> **The problem**: Locate each line containing the string "Malleable" and copy it out.

Raw records
^^^^^^^^

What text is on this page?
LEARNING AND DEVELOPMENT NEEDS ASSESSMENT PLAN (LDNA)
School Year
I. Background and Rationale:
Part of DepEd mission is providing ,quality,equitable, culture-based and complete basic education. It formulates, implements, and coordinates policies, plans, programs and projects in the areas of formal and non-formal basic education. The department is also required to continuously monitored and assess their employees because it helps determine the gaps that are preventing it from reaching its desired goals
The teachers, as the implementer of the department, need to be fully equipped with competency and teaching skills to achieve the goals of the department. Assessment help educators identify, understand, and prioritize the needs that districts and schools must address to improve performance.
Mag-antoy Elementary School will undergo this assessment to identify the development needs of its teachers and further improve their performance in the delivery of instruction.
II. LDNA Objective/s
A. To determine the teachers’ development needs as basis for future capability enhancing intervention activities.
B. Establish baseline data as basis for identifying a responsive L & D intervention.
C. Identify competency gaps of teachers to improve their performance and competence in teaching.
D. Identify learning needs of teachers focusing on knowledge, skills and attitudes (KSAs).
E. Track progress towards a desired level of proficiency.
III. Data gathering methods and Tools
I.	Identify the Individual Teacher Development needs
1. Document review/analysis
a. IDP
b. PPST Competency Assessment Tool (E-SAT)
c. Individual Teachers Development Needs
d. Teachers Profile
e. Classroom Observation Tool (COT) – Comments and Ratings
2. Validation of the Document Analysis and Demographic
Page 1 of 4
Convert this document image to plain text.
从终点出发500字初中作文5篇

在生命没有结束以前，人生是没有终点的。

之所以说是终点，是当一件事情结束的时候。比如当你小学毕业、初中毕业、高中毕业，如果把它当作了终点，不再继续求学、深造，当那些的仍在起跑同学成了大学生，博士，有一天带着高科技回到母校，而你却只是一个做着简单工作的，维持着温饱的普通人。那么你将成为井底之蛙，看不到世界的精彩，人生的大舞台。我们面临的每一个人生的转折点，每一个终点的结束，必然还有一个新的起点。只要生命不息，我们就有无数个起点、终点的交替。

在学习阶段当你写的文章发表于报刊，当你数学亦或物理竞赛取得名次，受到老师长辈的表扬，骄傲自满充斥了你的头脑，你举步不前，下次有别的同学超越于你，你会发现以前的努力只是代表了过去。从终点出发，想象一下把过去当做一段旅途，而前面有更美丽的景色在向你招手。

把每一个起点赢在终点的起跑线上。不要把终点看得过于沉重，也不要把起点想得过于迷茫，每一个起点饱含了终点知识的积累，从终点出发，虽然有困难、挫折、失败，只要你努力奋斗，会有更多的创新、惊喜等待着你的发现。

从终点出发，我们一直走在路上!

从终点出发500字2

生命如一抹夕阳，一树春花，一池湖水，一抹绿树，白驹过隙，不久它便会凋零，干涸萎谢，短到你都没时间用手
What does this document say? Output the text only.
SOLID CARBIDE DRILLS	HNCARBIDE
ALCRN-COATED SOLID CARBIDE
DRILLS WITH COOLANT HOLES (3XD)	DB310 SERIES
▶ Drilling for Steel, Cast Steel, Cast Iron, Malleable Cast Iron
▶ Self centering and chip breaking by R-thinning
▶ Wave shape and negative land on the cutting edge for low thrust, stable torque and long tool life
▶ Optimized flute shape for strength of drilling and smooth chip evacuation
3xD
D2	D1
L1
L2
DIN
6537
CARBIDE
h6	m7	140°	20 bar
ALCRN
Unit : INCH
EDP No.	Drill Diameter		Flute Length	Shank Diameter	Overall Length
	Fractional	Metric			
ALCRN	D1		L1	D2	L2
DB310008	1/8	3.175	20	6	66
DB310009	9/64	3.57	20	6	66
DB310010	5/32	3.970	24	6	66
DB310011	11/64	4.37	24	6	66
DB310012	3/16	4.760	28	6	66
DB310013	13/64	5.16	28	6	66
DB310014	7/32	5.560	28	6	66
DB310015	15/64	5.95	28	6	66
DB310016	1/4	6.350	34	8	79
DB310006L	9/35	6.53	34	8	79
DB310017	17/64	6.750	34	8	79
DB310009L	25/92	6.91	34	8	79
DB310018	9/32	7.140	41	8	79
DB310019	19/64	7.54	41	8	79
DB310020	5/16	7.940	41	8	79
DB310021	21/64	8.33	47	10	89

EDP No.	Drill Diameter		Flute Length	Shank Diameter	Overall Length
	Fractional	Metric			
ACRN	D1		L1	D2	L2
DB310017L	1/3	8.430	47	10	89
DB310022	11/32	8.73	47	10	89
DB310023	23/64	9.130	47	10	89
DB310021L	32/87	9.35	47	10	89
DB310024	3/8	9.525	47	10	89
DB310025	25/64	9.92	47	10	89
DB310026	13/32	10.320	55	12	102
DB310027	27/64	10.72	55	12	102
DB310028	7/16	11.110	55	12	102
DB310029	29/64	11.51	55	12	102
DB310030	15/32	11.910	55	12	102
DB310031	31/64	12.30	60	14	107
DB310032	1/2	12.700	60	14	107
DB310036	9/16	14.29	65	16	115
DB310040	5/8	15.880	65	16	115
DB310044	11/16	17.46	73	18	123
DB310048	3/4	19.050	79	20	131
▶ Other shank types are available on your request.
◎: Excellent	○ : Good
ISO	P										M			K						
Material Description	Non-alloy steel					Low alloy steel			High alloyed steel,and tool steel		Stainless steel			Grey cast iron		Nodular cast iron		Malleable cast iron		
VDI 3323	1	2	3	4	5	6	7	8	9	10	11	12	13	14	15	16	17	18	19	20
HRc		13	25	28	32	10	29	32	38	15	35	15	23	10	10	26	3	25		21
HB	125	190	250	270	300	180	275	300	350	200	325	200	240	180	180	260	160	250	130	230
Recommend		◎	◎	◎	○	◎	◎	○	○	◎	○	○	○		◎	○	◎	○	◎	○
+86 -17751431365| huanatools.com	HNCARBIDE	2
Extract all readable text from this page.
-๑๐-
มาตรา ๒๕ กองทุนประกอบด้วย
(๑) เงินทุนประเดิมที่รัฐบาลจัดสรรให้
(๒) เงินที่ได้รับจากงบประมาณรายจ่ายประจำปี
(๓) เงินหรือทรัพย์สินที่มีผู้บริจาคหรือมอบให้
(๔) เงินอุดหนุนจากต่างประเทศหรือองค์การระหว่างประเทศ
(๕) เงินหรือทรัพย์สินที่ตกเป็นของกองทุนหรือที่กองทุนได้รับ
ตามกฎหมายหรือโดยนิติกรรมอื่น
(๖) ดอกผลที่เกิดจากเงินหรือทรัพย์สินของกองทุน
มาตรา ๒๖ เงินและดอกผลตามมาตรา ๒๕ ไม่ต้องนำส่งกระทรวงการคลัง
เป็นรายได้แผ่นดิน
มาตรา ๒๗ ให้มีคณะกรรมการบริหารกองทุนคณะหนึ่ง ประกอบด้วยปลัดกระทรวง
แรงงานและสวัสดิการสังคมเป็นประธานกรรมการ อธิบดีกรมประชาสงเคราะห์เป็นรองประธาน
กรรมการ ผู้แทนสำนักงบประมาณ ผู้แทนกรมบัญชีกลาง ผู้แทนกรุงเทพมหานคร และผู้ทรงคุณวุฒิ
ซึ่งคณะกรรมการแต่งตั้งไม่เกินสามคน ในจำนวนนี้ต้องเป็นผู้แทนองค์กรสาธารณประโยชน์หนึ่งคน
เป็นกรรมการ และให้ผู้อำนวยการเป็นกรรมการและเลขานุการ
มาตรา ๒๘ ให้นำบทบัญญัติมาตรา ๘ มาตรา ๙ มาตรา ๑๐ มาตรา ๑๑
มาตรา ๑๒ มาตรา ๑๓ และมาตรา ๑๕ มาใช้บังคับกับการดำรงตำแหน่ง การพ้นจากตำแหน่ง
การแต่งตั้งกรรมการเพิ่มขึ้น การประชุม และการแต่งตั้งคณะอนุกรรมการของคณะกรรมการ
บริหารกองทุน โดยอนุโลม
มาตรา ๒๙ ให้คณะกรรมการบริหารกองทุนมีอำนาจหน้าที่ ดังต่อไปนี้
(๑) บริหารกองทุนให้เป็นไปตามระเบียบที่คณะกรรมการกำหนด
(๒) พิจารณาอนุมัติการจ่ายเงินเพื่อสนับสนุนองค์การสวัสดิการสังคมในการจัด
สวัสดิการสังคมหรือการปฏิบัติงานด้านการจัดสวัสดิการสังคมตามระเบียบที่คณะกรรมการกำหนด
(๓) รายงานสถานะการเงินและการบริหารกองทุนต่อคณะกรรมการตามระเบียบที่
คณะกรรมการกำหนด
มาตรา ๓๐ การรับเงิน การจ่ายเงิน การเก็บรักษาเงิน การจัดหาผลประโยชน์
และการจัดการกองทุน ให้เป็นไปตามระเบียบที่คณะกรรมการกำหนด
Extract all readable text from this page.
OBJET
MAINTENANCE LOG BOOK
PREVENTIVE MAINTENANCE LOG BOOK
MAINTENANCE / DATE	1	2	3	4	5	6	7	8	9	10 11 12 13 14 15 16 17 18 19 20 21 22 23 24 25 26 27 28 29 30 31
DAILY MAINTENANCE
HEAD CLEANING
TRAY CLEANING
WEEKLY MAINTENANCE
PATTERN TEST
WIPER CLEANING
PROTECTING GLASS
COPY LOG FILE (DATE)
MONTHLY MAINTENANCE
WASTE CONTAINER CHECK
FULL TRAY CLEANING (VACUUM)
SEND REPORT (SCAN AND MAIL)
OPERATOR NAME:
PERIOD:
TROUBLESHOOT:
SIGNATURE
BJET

^^^^^^^^

> **Answer to this problem**:
▶ Drilling for Steel, Cast Steel, Cast Iron, Malleable Cast Iron
Material Description	Non-alloy steel					Low alloy steel			High alloyed steel,and tool steel		Stainless steel			Grey cast iron		Nodular cast iron		Malleable cast iron		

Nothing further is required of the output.